• _GOAL OF THE EXERCISE_: Scan the data. Collect each line that contains the word "marker".

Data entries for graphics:
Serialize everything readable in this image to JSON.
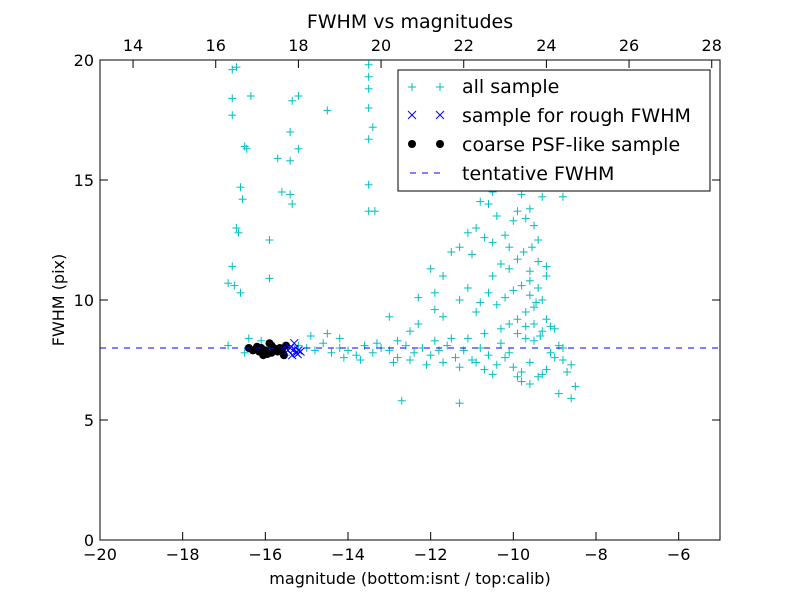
{
  "chart_data": {
    "type": "scatter",
    "title": "FWHM vs magnitudes",
    "xlabel": "magnitude (bottom:isnt / top:calib)",
    "ylabel": "FWHM (pix)",
    "xlim": [
      -20,
      -5
    ],
    "ylim": [
      0,
      20
    ],
    "top_xlim": [
      13.2,
      28.2
    ],
    "x_ticks": [
      -20,
      -18,
      -16,
      -14,
      -12,
      -10,
      -8,
      -6
    ],
    "x_tick_labels": [
      "−20",
      "−18",
      "−16",
      "−14",
      "−12",
      "−10",
      "−8",
      "−6"
    ],
    "top_ticks": [
      14,
      16,
      18,
      20,
      22,
      24,
      26,
      28
    ],
    "top_tick_labels": [
      "14",
      "16",
      "18",
      "20",
      "22",
      "24",
      "26",
      "28"
    ],
    "y_ticks": [
      0,
      5,
      10,
      15,
      20
    ],
    "y_tick_labels": [
      "0",
      "5",
      "10",
      "15",
      "20"
    ],
    "legend_position": "top-right",
    "series": [
      {
        "name": "all sample",
        "marker": "plus",
        "color": "#00bfbf",
        "points": [
          [
            -16.8,
            19.6
          ],
          [
            -16.7,
            19.7
          ],
          [
            -16.35,
            18.5
          ],
          [
            -16.8,
            18.4
          ],
          [
            -15.35,
            18.3
          ],
          [
            -15.2,
            18.5
          ],
          [
            -16.8,
            17.7
          ],
          [
            -15.4,
            17.0
          ],
          [
            -15.2,
            16.3
          ],
          [
            -16.5,
            16.4
          ],
          [
            -16.45,
            16.3
          ],
          [
            -15.7,
            15.9
          ],
          [
            -15.4,
            15.8
          ],
          [
            -16.6,
            14.7
          ],
          [
            -16.55,
            14.2
          ],
          [
            -15.6,
            14.5
          ],
          [
            -15.4,
            14.4
          ],
          [
            -15.35,
            14.0
          ],
          [
            -16.7,
            13.0
          ],
          [
            -16.65,
            12.8
          ],
          [
            -15.9,
            12.5
          ],
          [
            -16.8,
            11.4
          ],
          [
            -15.9,
            10.9
          ],
          [
            -16.9,
            10.7
          ],
          [
            -16.75,
            10.6
          ],
          [
            -16.6,
            10.3
          ],
          [
            -13.5,
            19.8
          ],
          [
            -13.5,
            19.3
          ],
          [
            -13.5,
            18.8
          ],
          [
            -13.5,
            18.0
          ],
          [
            -13.4,
            17.2
          ],
          [
            -13.5,
            16.7
          ],
          [
            -13.5,
            14.8
          ],
          [
            -13.5,
            13.7
          ],
          [
            -13.35,
            13.7
          ],
          [
            -14.5,
            17.9
          ],
          [
            -13.0,
            9.3
          ],
          [
            -12.5,
            8.7
          ],
          [
            -12.3,
            10.1
          ],
          [
            -11.9,
            10.3
          ],
          [
            -12.0,
            11.3
          ],
          [
            -11.7,
            11.0
          ],
          [
            -11.3,
            10.0
          ],
          [
            -11.1,
            10.5
          ],
          [
            -11.5,
            12.0
          ],
          [
            -11.3,
            12.2
          ],
          [
            -11.1,
            12.8
          ],
          [
            -10.9,
            13.0
          ],
          [
            -10.6,
            14.0
          ],
          [
            -10.4,
            13.5
          ],
          [
            -10.2,
            12.7
          ],
          [
            -10.0,
            13.3
          ],
          [
            -9.9,
            13.7
          ],
          [
            -9.7,
            13.4
          ],
          [
            -9.6,
            13.8
          ],
          [
            -9.5,
            13.1
          ],
          [
            -9.4,
            12.5
          ],
          [
            -9.55,
            12.2
          ],
          [
            -9.75,
            12.0
          ],
          [
            -9.9,
            11.7
          ],
          [
            -10.1,
            11.3
          ],
          [
            -10.3,
            11.5
          ],
          [
            -10.5,
            11.0
          ],
          [
            -10.6,
            10.3
          ],
          [
            -10.8,
            9.9
          ],
          [
            -10.4,
            9.8
          ],
          [
            -10.2,
            10.1
          ],
          [
            -10.0,
            10.4
          ],
          [
            -9.8,
            10.6
          ],
          [
            -9.6,
            10.2
          ],
          [
            -9.4,
            10.5
          ],
          [
            -9.3,
            10.0
          ],
          [
            -9.5,
            9.7
          ],
          [
            -9.7,
            9.5
          ],
          [
            -9.9,
            9.2
          ],
          [
            -10.1,
            9.0
          ],
          [
            -10.3,
            8.8
          ],
          [
            -9.2,
            9.2
          ],
          [
            -9.1,
            8.9
          ],
          [
            -9.3,
            8.7
          ],
          [
            -9.5,
            9.0
          ],
          [
            -9.7,
            8.9
          ],
          [
            -9.2,
            11.0
          ],
          [
            -9.4,
            11.6
          ],
          [
            -9.6,
            11.2
          ],
          [
            -9.45,
            9.9
          ],
          [
            -9.35,
            8.5
          ],
          [
            -9.0,
            8.8
          ],
          [
            -8.9,
            8.1
          ],
          [
            -8.7,
            7.0
          ],
          [
            -8.5,
            6.4
          ],
          [
            -8.6,
            5.9
          ],
          [
            -8.9,
            6.1
          ],
          [
            -12.7,
            5.8
          ],
          [
            -11.3,
            5.7
          ],
          [
            -10.8,
            14.1
          ],
          [
            -10.5,
            12.4
          ],
          [
            -11.9,
            9.6
          ],
          [
            -12.3,
            9.0
          ],
          [
            -10.7,
            8.6
          ],
          [
            -11.5,
            8.4
          ],
          [
            -12.8,
            8.3
          ],
          [
            -14.2,
            8.4
          ],
          [
            -14.5,
            8.6
          ],
          [
            -15.2,
            8.1
          ],
          [
            -15.0,
            8.0
          ],
          [
            -14.8,
            7.9
          ],
          [
            -14.6,
            8.2
          ],
          [
            -14.4,
            7.8
          ],
          [
            -14.2,
            8.0
          ],
          [
            -14.0,
            7.9
          ],
          [
            -13.8,
            7.7
          ],
          [
            -13.6,
            8.1
          ],
          [
            -13.4,
            7.8
          ],
          [
            -13.2,
            8.0
          ],
          [
            -13.0,
            7.9
          ],
          [
            -12.8,
            7.6
          ],
          [
            -12.6,
            8.1
          ],
          [
            -12.4,
            7.8
          ],
          [
            -12.2,
            8.0
          ],
          [
            -12.0,
            7.7
          ],
          [
            -11.8,
            7.9
          ],
          [
            -11.6,
            8.1
          ],
          [
            -11.4,
            7.6
          ],
          [
            -11.2,
            7.9
          ],
          [
            -11.0,
            7.5
          ],
          [
            -10.8,
            8.0
          ],
          [
            -10.6,
            7.7
          ],
          [
            -10.4,
            7.3
          ],
          [
            -10.2,
            7.6
          ],
          [
            -10.0,
            7.2
          ],
          [
            -9.8,
            7.0
          ],
          [
            -9.6,
            7.4
          ],
          [
            -9.4,
            6.8
          ],
          [
            -9.2,
            7.1
          ],
          [
            -9.0,
            7.6
          ],
          [
            -8.8,
            8.0
          ],
          [
            -8.6,
            7.3
          ],
          [
            -13.7,
            7.5
          ],
          [
            -12.9,
            7.4
          ],
          [
            -12.1,
            7.3
          ],
          [
            -11.3,
            7.2
          ],
          [
            -10.5,
            6.9
          ],
          [
            -9.9,
            6.8
          ],
          [
            -9.3,
            6.9
          ],
          [
            -11.9,
            8.3
          ],
          [
            -11.1,
            8.4
          ],
          [
            -10.3,
            8.2
          ],
          [
            -9.7,
            8.4
          ],
          [
            -13.3,
            8.2
          ],
          [
            -16.4,
            8.4
          ],
          [
            -16.9,
            8.1
          ],
          [
            -16.5,
            7.8
          ],
          [
            -15.8,
            8.0
          ],
          [
            -16.1,
            8.3
          ],
          [
            -15.5,
            7.7
          ],
          [
            -14.9,
            8.5
          ],
          [
            -14.1,
            7.6
          ],
          [
            -12.5,
            7.5
          ],
          [
            -11.7,
            7.4
          ],
          [
            -10.9,
            7.4
          ],
          [
            -10.1,
            7.8
          ],
          [
            -9.9,
            8.6
          ],
          [
            -9.5,
            8.3
          ],
          [
            -9.1,
            7.8
          ],
          [
            -8.8,
            7.5
          ],
          [
            -10.7,
            7.1
          ],
          [
            -9.8,
            6.6
          ],
          [
            -9.6,
            6.5
          ],
          [
            -10.5,
            14.5
          ],
          [
            -9.3,
            14.3
          ],
          [
            -9.8,
            14.4
          ],
          [
            -8.8,
            14.3
          ],
          [
            -10.1,
            12.2
          ],
          [
            -10.7,
            12.6
          ],
          [
            -11.0,
            11.9
          ],
          [
            -9.2,
            11.4
          ],
          [
            -9.6,
            10.8
          ],
          [
            -10.9,
            9.5
          ],
          [
            -11.7,
            9.3
          ]
        ]
      },
      {
        "name": "sample for rough FWHM",
        "marker": "x",
        "color": "#0000ff",
        "points": [
          [
            -15.3,
            8.2
          ],
          [
            -15.25,
            7.8
          ],
          [
            -15.2,
            7.9
          ],
          [
            -15.35,
            7.7
          ],
          [
            -15.4,
            8.0
          ],
          [
            -15.15,
            7.85
          ],
          [
            -15.3,
            7.95
          ],
          [
            -15.22,
            7.75
          ],
          [
            -15.45,
            7.9
          ]
        ]
      },
      {
        "name": "coarse PSF-like sample",
        "marker": "dot",
        "color": "#000000",
        "points": [
          [
            -16.4,
            8.0
          ],
          [
            -16.3,
            7.9
          ],
          [
            -16.2,
            8.05
          ],
          [
            -16.15,
            7.85
          ],
          [
            -16.1,
            8.0
          ],
          [
            -16.0,
            7.9
          ],
          [
            -15.95,
            7.75
          ],
          [
            -15.9,
            8.2
          ],
          [
            -15.85,
            7.8
          ],
          [
            -15.8,
            8.0
          ],
          [
            -15.75,
            7.95
          ],
          [
            -15.7,
            7.85
          ],
          [
            -15.6,
            7.9
          ],
          [
            -15.55,
            7.7
          ],
          [
            -15.5,
            8.1
          ],
          [
            -16.05,
            7.7
          ],
          [
            -15.85,
            8.1
          ],
          [
            -15.65,
            8.0
          ]
        ]
      },
      {
        "name": "tentative FWHM",
        "marker": "dashed-line",
        "color": "#0000ff",
        "y": 8.0
      }
    ]
  }
}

• _REPLY_:
        "marker": "plus",
        "marker": "x",
        "marker": "dot",
        "marker": "dashed-line",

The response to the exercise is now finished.